━━━ RECORDS PROVIDED

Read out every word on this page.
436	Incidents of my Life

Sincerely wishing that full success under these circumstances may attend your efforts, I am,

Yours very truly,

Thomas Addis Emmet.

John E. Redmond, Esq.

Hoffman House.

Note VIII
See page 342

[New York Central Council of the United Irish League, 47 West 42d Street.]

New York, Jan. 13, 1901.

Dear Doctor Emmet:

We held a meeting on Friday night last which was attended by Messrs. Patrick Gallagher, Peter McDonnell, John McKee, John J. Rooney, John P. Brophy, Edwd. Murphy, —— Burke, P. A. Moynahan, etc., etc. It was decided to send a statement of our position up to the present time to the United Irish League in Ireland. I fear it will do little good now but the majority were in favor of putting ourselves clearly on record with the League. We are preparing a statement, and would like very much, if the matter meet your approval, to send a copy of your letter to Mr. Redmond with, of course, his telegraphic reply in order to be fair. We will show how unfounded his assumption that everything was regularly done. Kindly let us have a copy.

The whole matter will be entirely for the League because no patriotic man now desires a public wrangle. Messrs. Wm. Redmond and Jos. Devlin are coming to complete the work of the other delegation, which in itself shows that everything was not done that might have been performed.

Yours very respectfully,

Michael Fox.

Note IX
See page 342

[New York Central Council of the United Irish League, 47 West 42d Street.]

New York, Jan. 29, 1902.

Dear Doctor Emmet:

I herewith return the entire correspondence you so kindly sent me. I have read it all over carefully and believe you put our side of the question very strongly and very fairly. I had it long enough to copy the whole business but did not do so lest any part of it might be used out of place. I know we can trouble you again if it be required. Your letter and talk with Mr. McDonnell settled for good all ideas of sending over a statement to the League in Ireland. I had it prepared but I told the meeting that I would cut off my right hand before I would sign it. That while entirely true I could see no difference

━━━━━━

- [WHAT THE TASK ASKS]: Every line above needs to be retyped exactly.

- [EXERCISE SOLUTION]:
Read out every word on this page.
436	Incidents of my Life

Sincerely wishing that full success under these circumstances may attend your efforts, I am,

Yours very truly,

Thomas Addis Emmet.

John E. Redmond, Esq.

Hoffman House.

Note VIII
See page 342

[New York Central Council of the United Irish League, 47 West 42d Street.]

New York, Jan. 13, 1901.

Dear Doctor Emmet:

We held a meeting on Friday night last which was attended by Messrs. Patrick Gallagher, Peter McDonnell, John McKee, John J. Rooney, John P. Brophy, Edwd. Murphy, —— Burke, P. A. Moynahan, etc., etc. It was decided to send a statement of our position up to the present time to the United Irish League in Ireland. I fear it will do little good now but the majority were in favor of putting ourselves clearly on record with the League. We are preparing a statement, and would like very much, if the matter meet your approval, to send a copy of your letter to Mr. Redmond with, of course, his telegraphic reply in order to be fair. We will show how unfounded his assumption that everything was regularly done. Kindly let us have a copy.

The whole matter will be entirely for the League because no patriotic man now desires a public wrangle. Messrs. Wm. Redmond and Jos. Devlin are coming to complete the work of the other delegation, which in itself shows that everything was not done that might have been performed.

Yours very respectfully,

Michael Fox.

Note IX
See page 342

[New York Central Council of the United Irish League, 47 West 42d Street.]

New York, Jan. 29, 1902.

Dear Doctor Emmet:

I herewith return the entire correspondence you so kindly sent me. I have read it all over carefully and believe you put our side of the question very strongly and very fairly. I had it long enough to copy the whole business but did not do so lest any part of it might be used out of place. I know we can trouble you again if it be required. Your letter and talk with Mr. McDonnell settled for good all ideas of sending over a statement to the League in Ireland. I had it prepared but I told the meeting that I would cut off my right hand before I would sign it. That while entirely true I could see no difference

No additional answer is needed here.